Work to be completed: Return the listing word for word, as given.

◆ ◆ ◆

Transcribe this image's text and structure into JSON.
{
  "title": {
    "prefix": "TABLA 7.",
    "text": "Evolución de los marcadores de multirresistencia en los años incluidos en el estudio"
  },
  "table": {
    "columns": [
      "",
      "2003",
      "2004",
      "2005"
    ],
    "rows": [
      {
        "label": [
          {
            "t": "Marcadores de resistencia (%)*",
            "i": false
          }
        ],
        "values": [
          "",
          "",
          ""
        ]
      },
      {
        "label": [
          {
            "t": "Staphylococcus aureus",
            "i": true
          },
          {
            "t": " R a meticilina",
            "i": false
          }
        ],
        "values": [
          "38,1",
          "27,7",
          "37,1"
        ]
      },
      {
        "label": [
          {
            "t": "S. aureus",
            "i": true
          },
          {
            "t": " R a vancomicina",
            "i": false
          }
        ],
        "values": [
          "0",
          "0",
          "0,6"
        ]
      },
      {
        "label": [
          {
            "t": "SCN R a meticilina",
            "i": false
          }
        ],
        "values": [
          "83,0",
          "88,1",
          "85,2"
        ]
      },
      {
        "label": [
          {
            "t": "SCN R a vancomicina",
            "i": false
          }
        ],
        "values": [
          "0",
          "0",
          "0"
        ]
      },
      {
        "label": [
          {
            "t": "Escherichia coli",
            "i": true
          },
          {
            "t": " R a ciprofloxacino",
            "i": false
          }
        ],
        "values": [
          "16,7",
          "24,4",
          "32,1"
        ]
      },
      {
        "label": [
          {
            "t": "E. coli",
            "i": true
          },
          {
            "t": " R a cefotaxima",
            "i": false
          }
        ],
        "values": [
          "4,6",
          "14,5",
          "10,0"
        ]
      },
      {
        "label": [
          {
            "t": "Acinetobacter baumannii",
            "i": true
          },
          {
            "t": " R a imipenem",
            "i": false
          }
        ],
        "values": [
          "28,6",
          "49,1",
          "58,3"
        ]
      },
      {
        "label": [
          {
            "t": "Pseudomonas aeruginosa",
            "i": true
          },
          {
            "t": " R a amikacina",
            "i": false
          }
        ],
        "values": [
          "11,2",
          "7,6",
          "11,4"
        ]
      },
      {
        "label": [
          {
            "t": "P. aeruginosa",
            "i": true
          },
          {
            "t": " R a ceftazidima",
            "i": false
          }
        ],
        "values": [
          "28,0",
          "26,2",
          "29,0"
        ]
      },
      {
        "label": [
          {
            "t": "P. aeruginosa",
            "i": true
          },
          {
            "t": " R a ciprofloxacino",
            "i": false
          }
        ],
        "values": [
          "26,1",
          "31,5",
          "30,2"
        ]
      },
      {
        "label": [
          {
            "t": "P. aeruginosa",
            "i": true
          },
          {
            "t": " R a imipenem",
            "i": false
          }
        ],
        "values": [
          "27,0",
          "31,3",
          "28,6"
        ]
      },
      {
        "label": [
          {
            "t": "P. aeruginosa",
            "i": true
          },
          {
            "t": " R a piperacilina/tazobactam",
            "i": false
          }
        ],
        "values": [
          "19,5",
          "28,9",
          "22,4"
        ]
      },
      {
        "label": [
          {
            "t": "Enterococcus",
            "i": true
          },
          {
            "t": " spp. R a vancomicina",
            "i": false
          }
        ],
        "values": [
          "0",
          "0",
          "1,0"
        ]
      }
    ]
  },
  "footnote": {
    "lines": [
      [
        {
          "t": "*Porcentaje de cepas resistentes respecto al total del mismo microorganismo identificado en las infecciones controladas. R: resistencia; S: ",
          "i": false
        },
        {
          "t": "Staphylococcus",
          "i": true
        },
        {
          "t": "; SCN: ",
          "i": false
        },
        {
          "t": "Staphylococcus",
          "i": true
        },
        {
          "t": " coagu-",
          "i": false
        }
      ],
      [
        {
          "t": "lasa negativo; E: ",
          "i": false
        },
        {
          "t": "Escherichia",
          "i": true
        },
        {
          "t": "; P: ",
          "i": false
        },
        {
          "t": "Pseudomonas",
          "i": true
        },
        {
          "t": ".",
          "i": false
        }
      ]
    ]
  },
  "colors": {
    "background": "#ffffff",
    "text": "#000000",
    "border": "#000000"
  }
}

◆ ◆ ◆

Reply to the exercise:
Transcribe this image's text and structure into JSON.
{
  "title": {
    "prefix": "TABLA 7.",
    "text": "Evolución de los marcadores de multirresistencia en los años incluidos en el estudio"
  },
  "table": {
    "columns": [
      "",
      "2003",
      "2004",
      "2005"
    ],
    "rows": [
      {
        "label": [
          {
            "t": "Marcadores de resistencia (%)*",
            "i": false
          }
        ],
        "values": [
          "",
          "",
          ""
        ]
      },
      {
        "label": [
          {
            "t": "Staphylococcus aureus",
            "i": true
          },
          {
            "t": " R a meticilina",
            "i": false
          }
        ],
        "values": [
          "38,1",
          "27,7",
          "37,1"
        ]
      },
      {
        "label": [
          {
            "t": "S. aureus",
            "i": true
          },
          {
            "t": " R a vancomicina",
            "i": false
          }
        ],
        "values": [
          "0",
          "0",
          "0,6"
        ]
      },
      {
        "label": [
          {
            "t": "SCN R a meticilina",
            "i": false
          }
        ],
        "values": [
          "83,0",
          "88,1",
          "85,2"
        ]
      },
      {
        "label": [
          {
            "t": "SCN R a vancomicina",
            "i": false
          }
        ],
        "values": [
          "0",
          "0",
          "0"
        ]
      },
      {
        "label": [
          {
            "t": "Escherichia coli",
            "i": true
          },
          {
            "t": " R a ciprofloxacino",
            "i": false
          }
        ],
        "values": [
          "16,7",
          "24,4",
          "32,1"
        ]
      },
      {
        "label": [
          {
            "t": "E. coli",
            "i": true
          },
          {
            "t": " R a cefotaxima",
            "i": false
          }
        ],
        "values": [
          "4,6",
          "14,5",
          "10,0"
        ]
      },
      {
        "label": [
          {
            "t": "Acinetobacter baumannii",
            "i": true
          },
          {
            "t": " R a imipenem",
            "i": false
          }
        ],
        "values": [
          "28,6",
          "49,1",
          "58,3"
        ]
      },
      {
        "label": [
          {
            "t": "Pseudomonas aeruginosa",
            "i": true
          },
          {
            "t": " R a amikacina",
            "i": false
          }
        ],
        "values": [
          "11,2",
          "7,6",
          "11,4"
        ]
      },
      {
        "label": [
          {
            "t": "P. aeruginosa",
            "i": true
          },
          {
            "t": " R a ceftazidima",
            "i": false
          }
        ],
        "values": [
          "28,0",
          "26,2",
          "29,0"
        ]
      },
      {
        "label": [
          {
            "t": "P. aeruginosa",
            "i": true
          },
          {
            "t": " R a ciprofloxacino",
            "i": false
          }
        ],
        "values": [
          "26,1",
          "31,5",
          "30,2"
        ]
      },
      {
        "label": [
          {
            "t": "P. aeruginosa",
            "i": true
          },
          {
            "t": " R a imipenem",
            "i": false
          }
        ],
        "values": [
          "27,0",
          "31,3",
          "28,6"
        ]
      },
      {
        "label": [
          {
            "t": "P. aeruginosa",
            "i": true
          },
          {
            "t": " R a piperacilina/tazobactam",
            "i": false
          }
        ],
        "values": [
          "19,5",
          "28,9",
          "22,4"
        ]
      },
      {
        "label": [
          {
            "t": "Enterococcus",
            "i": true
          },
          {
            "t": " spp. R a vancomicina",
            "i": false
          }
        ],
        "values": [
          "0",
          "0",
          "1,0"
        ]
      }
    ]
  },
  "footnote": {
    "lines": [
      [
        {
          "t": "*Porcentaje de cepas resistentes respecto al total del mismo microorganismo identificado en las infecciones controladas. R: resistencia; S: ",
          "i": false
        },
        {
          "t": "Staphylococcus",
          "i": true
        },
        {
          "t": "; SCN: ",
          "i": false
        },
        {
          "t": "Staphylococcus",
          "i": true
        },
        {
          "t": " coagu-",
          "i": false
        }
      ],
      [
        {
          "t": "lasa negativo; E: ",
          "i": false
        },
        {
          "t": "Escherichia",
          "i": true
        },
        {
          "t": "; P: ",
          "i": false
        },
        {
          "t": "Pseudomonas",
          "i": true
        },
        {
          "t": ".",
          "i": false
        }
      ]
    ]
  },
  "colors": {
    "background": "#ffffff",
    "text": "#000000",
    "border": "#000000"
  }
}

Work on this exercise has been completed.